Dataset rows:
+++

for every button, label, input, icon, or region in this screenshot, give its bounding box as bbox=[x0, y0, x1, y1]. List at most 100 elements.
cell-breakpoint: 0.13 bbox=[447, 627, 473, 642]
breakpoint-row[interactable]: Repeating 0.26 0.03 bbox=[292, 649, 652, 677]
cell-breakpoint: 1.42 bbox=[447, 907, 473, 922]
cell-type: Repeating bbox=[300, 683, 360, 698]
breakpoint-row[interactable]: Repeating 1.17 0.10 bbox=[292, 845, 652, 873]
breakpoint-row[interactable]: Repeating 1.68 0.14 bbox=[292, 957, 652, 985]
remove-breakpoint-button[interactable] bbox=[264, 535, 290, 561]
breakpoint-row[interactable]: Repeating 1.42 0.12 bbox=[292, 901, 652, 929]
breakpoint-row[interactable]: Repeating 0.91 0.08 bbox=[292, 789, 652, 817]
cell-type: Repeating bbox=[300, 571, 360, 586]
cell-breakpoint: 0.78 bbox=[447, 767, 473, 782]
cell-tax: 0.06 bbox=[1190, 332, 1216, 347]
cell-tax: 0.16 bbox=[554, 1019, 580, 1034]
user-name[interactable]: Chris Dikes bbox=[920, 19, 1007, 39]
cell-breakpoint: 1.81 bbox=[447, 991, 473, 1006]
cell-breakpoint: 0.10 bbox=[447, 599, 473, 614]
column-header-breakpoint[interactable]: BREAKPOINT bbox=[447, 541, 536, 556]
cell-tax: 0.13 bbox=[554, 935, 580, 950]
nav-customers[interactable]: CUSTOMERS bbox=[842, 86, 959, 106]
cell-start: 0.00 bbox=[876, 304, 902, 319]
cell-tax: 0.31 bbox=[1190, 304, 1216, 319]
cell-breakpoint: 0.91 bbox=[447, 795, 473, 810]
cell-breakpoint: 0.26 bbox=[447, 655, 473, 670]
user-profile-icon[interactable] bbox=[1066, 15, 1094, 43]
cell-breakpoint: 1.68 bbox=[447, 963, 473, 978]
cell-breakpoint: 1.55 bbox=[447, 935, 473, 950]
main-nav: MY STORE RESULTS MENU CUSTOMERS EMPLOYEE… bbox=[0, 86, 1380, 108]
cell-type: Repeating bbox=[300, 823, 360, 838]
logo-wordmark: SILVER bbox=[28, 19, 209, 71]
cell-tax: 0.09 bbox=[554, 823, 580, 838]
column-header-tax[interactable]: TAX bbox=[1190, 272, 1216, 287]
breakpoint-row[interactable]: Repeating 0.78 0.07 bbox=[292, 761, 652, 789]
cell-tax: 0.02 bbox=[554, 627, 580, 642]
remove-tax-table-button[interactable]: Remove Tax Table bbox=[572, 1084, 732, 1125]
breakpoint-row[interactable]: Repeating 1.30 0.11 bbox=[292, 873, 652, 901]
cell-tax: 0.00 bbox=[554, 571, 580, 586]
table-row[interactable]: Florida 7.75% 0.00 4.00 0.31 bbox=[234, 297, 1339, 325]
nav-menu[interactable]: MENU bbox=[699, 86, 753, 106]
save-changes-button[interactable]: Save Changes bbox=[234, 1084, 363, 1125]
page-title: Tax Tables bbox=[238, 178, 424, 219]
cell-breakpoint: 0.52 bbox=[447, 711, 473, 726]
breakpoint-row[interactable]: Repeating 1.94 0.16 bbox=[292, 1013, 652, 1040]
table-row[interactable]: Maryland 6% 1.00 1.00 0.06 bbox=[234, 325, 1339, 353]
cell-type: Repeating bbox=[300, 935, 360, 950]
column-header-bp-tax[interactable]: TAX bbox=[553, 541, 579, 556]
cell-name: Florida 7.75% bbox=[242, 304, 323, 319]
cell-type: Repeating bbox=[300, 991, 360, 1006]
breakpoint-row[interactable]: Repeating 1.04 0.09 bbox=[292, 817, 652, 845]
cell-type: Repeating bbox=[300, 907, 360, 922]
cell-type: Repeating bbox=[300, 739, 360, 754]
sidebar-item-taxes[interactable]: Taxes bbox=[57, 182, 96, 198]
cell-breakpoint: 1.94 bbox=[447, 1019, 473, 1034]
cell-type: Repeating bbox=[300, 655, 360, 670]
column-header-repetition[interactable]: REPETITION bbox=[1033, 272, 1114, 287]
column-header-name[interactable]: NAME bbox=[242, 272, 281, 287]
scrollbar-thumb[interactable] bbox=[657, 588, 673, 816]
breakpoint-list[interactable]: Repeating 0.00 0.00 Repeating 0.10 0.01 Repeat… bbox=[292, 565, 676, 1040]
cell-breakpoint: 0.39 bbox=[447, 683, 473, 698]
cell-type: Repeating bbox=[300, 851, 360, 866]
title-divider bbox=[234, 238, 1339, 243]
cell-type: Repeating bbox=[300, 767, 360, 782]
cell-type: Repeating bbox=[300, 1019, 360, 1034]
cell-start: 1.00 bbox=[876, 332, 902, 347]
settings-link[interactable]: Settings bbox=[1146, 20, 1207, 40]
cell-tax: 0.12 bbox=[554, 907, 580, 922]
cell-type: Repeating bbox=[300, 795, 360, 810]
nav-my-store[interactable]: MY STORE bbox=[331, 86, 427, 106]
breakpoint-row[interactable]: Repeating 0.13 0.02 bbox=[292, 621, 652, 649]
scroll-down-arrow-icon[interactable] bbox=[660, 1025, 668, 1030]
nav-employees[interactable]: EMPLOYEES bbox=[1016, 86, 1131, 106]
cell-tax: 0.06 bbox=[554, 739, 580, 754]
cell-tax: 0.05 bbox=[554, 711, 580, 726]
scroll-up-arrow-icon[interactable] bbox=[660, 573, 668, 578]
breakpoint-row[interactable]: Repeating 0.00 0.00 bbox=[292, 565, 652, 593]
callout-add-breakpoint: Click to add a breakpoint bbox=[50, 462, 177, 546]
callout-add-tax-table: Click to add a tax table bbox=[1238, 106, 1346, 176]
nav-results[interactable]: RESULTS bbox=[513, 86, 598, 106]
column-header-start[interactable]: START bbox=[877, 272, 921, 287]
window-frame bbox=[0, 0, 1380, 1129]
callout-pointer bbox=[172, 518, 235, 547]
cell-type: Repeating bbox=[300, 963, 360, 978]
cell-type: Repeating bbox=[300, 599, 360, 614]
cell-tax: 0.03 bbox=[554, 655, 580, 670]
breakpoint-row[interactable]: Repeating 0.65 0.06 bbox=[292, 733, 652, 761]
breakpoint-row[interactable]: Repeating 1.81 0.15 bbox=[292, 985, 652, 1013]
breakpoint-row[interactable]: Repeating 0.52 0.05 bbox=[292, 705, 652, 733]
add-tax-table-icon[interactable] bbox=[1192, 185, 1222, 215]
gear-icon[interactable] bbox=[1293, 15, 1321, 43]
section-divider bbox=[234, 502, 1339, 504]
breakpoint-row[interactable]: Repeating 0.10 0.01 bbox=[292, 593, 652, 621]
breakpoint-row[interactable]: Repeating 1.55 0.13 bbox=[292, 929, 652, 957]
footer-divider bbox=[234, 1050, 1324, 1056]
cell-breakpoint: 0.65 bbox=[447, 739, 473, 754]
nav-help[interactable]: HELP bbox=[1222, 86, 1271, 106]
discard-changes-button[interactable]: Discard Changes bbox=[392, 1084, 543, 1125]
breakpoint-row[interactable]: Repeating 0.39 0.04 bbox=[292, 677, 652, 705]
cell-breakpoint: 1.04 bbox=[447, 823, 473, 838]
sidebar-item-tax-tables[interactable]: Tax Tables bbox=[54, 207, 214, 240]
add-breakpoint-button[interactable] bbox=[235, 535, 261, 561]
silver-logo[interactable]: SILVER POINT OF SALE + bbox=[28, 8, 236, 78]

+++

Required task: Update the lines above by replacing every occurrence of "Repeating" with "Recurring". Keep everything else the same.

Final result:
for every button, label, input, icon, or region in this screenshot, give its bounding box as bbox=[x0, y0, x1, y1]. List at most 100 elements.
cell-breakpoint: 0.13 bbox=[447, 627, 473, 642]
breakpoint-row[interactable]: Recurring 0.26 0.03 bbox=[292, 649, 652, 677]
cell-breakpoint: 1.42 bbox=[447, 907, 473, 922]
cell-type: Recurring bbox=[300, 683, 360, 698]
breakpoint-row[interactable]: Recurring 1.17 0.10 bbox=[292, 845, 652, 873]
breakpoint-row[interactable]: Recurring 1.68 0.14 bbox=[292, 957, 652, 985]
remove-breakpoint-button[interactable] bbox=[264, 535, 290, 561]
breakpoint-row[interactable]: Recurring 1.42 0.12 bbox=[292, 901, 652, 929]
breakpoint-row[interactable]: Recurring 0.91 0.08 bbox=[292, 789, 652, 817]
cell-type: Recurring bbox=[300, 571, 360, 586]
cell-breakpoint: 0.78 bbox=[447, 767, 473, 782]
cell-tax: 0.06 bbox=[1190, 332, 1216, 347]
cell-tax: 0.16 bbox=[554, 1019, 580, 1034]
user-name[interactable]: Chris Dikes bbox=[920, 19, 1007, 39]
cell-breakpoint: 1.81 bbox=[447, 991, 473, 1006]
cell-breakpoint: 0.10 bbox=[447, 599, 473, 614]
column-header-breakpoint[interactable]: BREAKPOINT bbox=[447, 541, 536, 556]
cell-tax: 0.13 bbox=[554, 935, 580, 950]
nav-customers[interactable]: CUSTOMERS bbox=[842, 86, 959, 106]
cell-start: 0.00 bbox=[876, 304, 902, 319]
cell-tax: 0.31 bbox=[1190, 304, 1216, 319]
cell-breakpoint: 0.91 bbox=[447, 795, 473, 810]
cell-breakpoint: 0.26 bbox=[447, 655, 473, 670]
user-profile-icon[interactable] bbox=[1066, 15, 1094, 43]
cell-breakpoint: 1.68 bbox=[447, 963, 473, 978]
cell-breakpoint: 1.55 bbox=[447, 935, 473, 950]
main-nav: MY STORE RESULTS MENU CUSTOMERS EMPLOYEE… bbox=[0, 86, 1380, 108]
cell-type: Recurring bbox=[300, 823, 360, 838]
logo-wordmark: SILVER bbox=[28, 19, 209, 71]
cell-tax: 0.09 bbox=[554, 823, 580, 838]
column-header-tax[interactable]: TAX bbox=[1190, 272, 1216, 287]
breakpoint-row[interactable]: Recurring 0.78 0.07 bbox=[292, 761, 652, 789]
cell-tax: 0.02 bbox=[554, 627, 580, 642]
remove-tax-table-button[interactable]: Remove Tax Table bbox=[572, 1084, 732, 1125]
breakpoint-row[interactable]: Recurring 1.30 0.11 bbox=[292, 873, 652, 901]
cell-tax: 0.00 bbox=[554, 571, 580, 586]
table-row[interactable]: Florida 7.75% 0.00 4.00 0.31 bbox=[234, 297, 1339, 325]
nav-menu[interactable]: MENU bbox=[699, 86, 753, 106]
save-changes-button[interactable]: Save Changes bbox=[234, 1084, 363, 1125]
page-title: Tax Tables bbox=[238, 178, 424, 219]
cell-breakpoint: 0.52 bbox=[447, 711, 473, 726]
breakpoint-row[interactable]: Recurring 1.94 0.16 bbox=[292, 1013, 652, 1040]
table-row[interactable]: Maryland 6% 1.00 1.00 0.06 bbox=[234, 325, 1339, 353]
cell-type: Recurring bbox=[300, 935, 360, 950]
column-header-bp-tax[interactable]: TAX bbox=[553, 541, 579, 556]
cell-name: Florida 7.75% bbox=[242, 304, 323, 319]
cell-type: Recurring bbox=[300, 991, 360, 1006]
breakpoint-row[interactable]: Recurring 1.04 0.09 bbox=[292, 817, 652, 845]
cell-type: Recurring bbox=[300, 907, 360, 922]
cell-type: Recurring bbox=[300, 739, 360, 754]
sidebar-item-taxes[interactable]: Taxes bbox=[57, 182, 96, 198]
cell-breakpoint: 1.94 bbox=[447, 1019, 473, 1034]
cell-type: Recurring bbox=[300, 655, 360, 670]
column-header-repetition[interactable]: REPETITION bbox=[1033, 272, 1114, 287]
column-header-name[interactable]: NAME bbox=[242, 272, 281, 287]
scrollbar-thumb[interactable] bbox=[657, 588, 673, 816]
breakpoint-list[interactable]: Recurring 0.00 0.00 Recurring 0.10 0.01 Repeat… bbox=[292, 565, 676, 1040]
cell-breakpoint: 0.39 bbox=[447, 683, 473, 698]
cell-type: Recurring bbox=[300, 851, 360, 866]
title-divider bbox=[234, 238, 1339, 243]
cell-type: Recurring bbox=[300, 767, 360, 782]
cell-type: Recurring bbox=[300, 1019, 360, 1034]
cell-start: 1.00 bbox=[876, 332, 902, 347]
settings-link[interactable]: Settings bbox=[1146, 20, 1207, 40]
cell-tax: 0.12 bbox=[554, 907, 580, 922]
cell-type: Recurring bbox=[300, 795, 360, 810]
nav-my-store[interactable]: MY STORE bbox=[331, 86, 427, 106]
breakpoint-row[interactable]: Recurring 0.13 0.02 bbox=[292, 621, 652, 649]
scroll-down-arrow-icon[interactable] bbox=[660, 1025, 668, 1030]
nav-employees[interactable]: EMPLOYEES bbox=[1016, 86, 1131, 106]
cell-tax: 0.06 bbox=[554, 739, 580, 754]
cell-tax: 0.05 bbox=[554, 711, 580, 726]
scroll-up-arrow-icon[interactable] bbox=[660, 573, 668, 578]
breakpoint-row[interactable]: Recurring 0.00 0.00 bbox=[292, 565, 652, 593]
callout-add-breakpoint: Click to add a breakpoint bbox=[50, 462, 177, 546]
callout-add-tax-table: Click to add a tax table bbox=[1238, 106, 1346, 176]
nav-results[interactable]: RESULTS bbox=[513, 86, 598, 106]
column-header-start[interactable]: START bbox=[877, 272, 921, 287]
window-frame bbox=[0, 0, 1380, 1129]
callout-pointer bbox=[172, 518, 235, 547]
cell-type: Recurring bbox=[300, 963, 360, 978]
cell-type: Recurring bbox=[300, 599, 360, 614]
cell-tax: 0.03 bbox=[554, 655, 580, 670]
breakpoint-row[interactable]: Recurring 0.65 0.06 bbox=[292, 733, 652, 761]
breakpoint-row[interactable]: Recurring 1.81 0.15 bbox=[292, 985, 652, 1013]
breakpoint-row[interactable]: Recurring 0.52 0.05 bbox=[292, 705, 652, 733]
add-tax-table-icon[interactable] bbox=[1192, 185, 1222, 215]
gear-icon[interactable] bbox=[1293, 15, 1321, 43]
section-divider bbox=[234, 502, 1339, 504]
breakpoint-row[interactable]: Recurring 0.10 0.01 bbox=[292, 593, 652, 621]
breakpoint-row[interactable]: Recurring 1.55 0.13 bbox=[292, 929, 652, 957]
footer-divider bbox=[234, 1050, 1324, 1056]
cell-breakpoint: 0.65 bbox=[447, 739, 473, 754]
nav-help[interactable]: HELP bbox=[1222, 86, 1271, 106]
discard-changes-button[interactable]: Discard Changes bbox=[392, 1084, 543, 1125]
breakpoint-row[interactable]: Recurring 0.39 0.04 bbox=[292, 677, 652, 705]
cell-breakpoint: 1.04 bbox=[447, 823, 473, 838]
sidebar-item-tax-tables[interactable]: Tax Tables bbox=[54, 207, 214, 240]
add-breakpoint-button[interactable] bbox=[235, 535, 261, 561]
silver-logo[interactable]: SILVER POINT OF SALE + bbox=[28, 8, 236, 78]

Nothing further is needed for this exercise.